> _Problem statement_: Search the material for the string "shipped", then return every line where it is found.

> _Data records_:
>> BEGIN
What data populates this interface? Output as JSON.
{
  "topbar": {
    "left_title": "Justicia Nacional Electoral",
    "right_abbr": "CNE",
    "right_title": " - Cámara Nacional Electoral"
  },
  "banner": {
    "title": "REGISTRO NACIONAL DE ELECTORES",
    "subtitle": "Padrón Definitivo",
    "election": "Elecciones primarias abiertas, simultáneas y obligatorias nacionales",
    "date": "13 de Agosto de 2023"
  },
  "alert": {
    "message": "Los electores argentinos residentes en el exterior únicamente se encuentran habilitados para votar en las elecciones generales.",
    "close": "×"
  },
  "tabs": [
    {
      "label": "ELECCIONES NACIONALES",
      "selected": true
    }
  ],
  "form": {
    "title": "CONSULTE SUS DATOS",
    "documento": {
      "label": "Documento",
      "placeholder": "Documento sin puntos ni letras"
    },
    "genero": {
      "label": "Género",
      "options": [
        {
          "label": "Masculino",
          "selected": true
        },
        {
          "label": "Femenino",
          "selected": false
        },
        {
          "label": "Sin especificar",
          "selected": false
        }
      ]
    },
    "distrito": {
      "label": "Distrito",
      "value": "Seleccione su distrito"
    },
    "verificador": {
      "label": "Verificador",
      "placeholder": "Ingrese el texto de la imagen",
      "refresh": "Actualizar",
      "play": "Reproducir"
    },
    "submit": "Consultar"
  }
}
>> END
>> BEGIN
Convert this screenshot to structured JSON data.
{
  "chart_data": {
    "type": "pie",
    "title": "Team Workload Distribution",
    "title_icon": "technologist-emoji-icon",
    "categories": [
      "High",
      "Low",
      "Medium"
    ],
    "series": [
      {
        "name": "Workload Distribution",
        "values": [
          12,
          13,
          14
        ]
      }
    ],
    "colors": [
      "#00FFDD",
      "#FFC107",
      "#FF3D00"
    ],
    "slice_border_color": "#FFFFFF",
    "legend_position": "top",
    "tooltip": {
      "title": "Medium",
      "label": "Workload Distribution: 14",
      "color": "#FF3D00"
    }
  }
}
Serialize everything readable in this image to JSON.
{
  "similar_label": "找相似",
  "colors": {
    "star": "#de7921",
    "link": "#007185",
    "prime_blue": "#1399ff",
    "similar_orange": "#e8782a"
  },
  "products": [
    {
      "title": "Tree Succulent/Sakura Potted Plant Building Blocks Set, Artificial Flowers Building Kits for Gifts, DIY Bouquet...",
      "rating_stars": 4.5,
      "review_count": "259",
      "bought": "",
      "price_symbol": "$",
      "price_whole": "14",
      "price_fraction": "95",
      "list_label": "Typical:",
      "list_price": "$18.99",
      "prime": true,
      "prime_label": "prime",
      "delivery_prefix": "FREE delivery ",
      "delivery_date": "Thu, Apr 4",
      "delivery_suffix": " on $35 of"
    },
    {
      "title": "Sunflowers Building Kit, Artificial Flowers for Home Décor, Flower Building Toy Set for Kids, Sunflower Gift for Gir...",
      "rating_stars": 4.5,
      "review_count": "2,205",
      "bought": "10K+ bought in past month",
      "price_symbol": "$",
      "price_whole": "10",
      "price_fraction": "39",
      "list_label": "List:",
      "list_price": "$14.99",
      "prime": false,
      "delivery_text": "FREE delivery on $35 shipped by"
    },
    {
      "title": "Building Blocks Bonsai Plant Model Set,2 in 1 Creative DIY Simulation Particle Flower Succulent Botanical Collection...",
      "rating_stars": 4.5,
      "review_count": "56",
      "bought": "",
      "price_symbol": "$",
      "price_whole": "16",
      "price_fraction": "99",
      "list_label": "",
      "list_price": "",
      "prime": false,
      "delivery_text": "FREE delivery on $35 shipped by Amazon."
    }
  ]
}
>> END
> _Expected answer_:
      "delivery_text": "FREE delivery on $35 shipped by"
      "delivery_text": "FREE delivery on $35 shipped by Amazon."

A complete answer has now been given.